STUDY TEXT.
____

Maybe it’ll work out to our advantage, but as a self-proclaimed pessimist, who the fuck knows?

So Far, So Great!

I told JP yesterday that this has been a very rewarding experience. Working with him has been a blessing. He has the same fast work ethic as me and fills in my skill gaps – like programming.

I’ve been giddy most of this project. I’m having fun. There’s been no stress at all. I’m focused on the things I’m good at, and he’s focused on the things he’s good at. And we speak the same language, which has been helpful.

I know a bit about programming, so I know how to communicate in those terms. And working with beta users has taken all the guesswork out of what we’re building, which is refreshing compared to my other projects on Money Lab where I work in a silo.

After using the plugin for a day, my buddy called me and said, “dude, I fucking LOVE this plugin!” That was exactly what I wanted to hear. And it’s only version 1.4.5!

Creating The Free Affiliate Marketing Course

We’re a full seven days away from launching the plugin, and over this past weekend, I spent my time developing a free course that’ll be included with every sale.

I took a similar path to the other course I made last year.

I researched some existing affiliate marketing courses to make sure I got every point covered and wrote an outline in Google Docs.

____

RECORDED DATA.
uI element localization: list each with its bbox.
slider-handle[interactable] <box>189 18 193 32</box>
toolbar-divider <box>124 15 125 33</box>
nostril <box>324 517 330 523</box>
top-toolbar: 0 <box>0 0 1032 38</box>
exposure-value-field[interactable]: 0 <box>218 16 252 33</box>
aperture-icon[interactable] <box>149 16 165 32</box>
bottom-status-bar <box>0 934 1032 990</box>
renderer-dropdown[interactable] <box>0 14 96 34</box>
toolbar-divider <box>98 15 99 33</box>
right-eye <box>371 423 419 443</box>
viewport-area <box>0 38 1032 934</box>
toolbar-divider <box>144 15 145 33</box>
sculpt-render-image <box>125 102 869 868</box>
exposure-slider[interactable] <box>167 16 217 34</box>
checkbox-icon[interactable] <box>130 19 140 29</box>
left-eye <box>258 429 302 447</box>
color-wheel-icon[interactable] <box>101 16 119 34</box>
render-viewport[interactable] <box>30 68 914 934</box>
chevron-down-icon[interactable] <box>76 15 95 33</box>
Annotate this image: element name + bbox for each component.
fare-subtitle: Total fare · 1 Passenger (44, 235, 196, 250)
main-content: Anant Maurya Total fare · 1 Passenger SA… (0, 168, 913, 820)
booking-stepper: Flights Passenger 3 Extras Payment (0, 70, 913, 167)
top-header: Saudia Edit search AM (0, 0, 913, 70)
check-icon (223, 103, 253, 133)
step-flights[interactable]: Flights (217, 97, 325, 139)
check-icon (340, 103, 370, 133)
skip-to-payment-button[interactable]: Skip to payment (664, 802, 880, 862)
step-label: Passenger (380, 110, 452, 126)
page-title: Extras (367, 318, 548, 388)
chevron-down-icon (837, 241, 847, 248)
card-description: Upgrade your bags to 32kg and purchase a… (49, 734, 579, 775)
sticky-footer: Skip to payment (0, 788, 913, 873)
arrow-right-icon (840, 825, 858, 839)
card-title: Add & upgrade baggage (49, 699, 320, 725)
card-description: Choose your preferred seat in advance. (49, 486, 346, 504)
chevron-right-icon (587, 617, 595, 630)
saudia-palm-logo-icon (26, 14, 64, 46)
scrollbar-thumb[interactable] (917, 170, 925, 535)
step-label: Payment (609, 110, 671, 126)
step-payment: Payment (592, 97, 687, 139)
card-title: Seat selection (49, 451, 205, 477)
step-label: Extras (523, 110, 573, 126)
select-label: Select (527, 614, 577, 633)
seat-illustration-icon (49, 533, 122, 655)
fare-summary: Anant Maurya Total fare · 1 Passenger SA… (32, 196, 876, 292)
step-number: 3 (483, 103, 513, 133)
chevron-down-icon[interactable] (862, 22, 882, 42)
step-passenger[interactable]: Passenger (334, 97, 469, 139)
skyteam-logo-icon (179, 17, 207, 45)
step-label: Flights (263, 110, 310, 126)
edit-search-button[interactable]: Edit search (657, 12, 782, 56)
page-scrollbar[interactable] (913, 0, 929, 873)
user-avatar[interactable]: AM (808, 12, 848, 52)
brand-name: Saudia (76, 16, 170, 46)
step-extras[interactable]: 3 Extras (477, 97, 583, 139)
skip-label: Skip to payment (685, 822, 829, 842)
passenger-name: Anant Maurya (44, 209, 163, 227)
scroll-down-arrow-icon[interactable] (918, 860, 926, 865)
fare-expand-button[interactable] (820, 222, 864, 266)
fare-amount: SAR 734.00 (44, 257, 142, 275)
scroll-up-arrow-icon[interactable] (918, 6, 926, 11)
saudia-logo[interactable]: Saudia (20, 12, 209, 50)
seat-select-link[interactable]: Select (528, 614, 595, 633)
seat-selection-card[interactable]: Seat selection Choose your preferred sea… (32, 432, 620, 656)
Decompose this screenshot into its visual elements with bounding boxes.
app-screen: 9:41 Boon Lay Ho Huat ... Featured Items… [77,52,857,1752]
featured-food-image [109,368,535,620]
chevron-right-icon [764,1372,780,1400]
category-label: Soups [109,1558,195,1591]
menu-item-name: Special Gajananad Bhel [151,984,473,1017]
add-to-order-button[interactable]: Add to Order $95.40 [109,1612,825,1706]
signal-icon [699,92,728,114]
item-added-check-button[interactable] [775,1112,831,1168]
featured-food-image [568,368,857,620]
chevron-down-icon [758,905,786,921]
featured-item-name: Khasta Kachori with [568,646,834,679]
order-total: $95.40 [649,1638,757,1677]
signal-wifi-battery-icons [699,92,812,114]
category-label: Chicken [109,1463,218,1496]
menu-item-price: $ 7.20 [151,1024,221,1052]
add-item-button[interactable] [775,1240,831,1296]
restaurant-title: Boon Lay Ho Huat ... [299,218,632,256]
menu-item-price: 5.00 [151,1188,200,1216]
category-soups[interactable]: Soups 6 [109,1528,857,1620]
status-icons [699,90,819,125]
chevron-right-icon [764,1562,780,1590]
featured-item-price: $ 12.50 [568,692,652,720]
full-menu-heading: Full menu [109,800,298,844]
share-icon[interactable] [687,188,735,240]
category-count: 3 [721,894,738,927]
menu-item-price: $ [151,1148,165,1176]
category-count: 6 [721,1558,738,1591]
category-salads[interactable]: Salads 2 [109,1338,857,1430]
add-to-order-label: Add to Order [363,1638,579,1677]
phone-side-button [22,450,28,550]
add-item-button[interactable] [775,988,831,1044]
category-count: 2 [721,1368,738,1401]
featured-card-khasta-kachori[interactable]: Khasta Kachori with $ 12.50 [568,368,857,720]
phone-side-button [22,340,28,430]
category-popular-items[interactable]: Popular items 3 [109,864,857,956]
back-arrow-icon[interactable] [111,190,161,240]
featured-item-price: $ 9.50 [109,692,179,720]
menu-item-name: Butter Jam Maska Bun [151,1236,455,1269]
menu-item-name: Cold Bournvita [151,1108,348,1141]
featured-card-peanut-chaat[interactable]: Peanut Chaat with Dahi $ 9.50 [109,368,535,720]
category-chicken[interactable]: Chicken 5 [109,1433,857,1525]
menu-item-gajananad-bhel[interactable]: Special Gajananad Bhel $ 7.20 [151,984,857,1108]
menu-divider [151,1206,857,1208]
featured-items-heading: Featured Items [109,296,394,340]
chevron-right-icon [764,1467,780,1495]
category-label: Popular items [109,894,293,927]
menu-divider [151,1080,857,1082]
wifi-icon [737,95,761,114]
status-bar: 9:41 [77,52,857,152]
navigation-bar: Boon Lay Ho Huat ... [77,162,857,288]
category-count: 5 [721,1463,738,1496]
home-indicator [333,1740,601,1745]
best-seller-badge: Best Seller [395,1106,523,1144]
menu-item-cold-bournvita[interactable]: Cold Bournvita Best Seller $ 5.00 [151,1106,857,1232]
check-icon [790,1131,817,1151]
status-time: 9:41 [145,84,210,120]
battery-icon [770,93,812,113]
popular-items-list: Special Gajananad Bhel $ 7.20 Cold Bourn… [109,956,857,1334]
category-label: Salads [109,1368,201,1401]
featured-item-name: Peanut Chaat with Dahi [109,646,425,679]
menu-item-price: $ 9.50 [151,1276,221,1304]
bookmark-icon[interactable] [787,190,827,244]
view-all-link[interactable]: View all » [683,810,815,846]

____

TASK INSTRUCTIONS.
a – Answer from the plugin post:
(i) What skill gap does JP fill in?
(ii) Which version of the plugin is mentioned?
(iii) In what tool was the course outline written?
b – Reproduce the stretch of the plugin post from "After using the" through "only version 1.4.5!".
Work only from the plugin post.

ANSWERS TO THE PROBLEMS.
a –
(i) Programming.
(ii) Version 1.4.5.
(iii) Google Docs.

b –
After using the plugin for a day, my buddy called me and said, “dude, I fucking LOVE this plugin!” That was exactly what I wanted to hear. And it’s only version 1.4.5!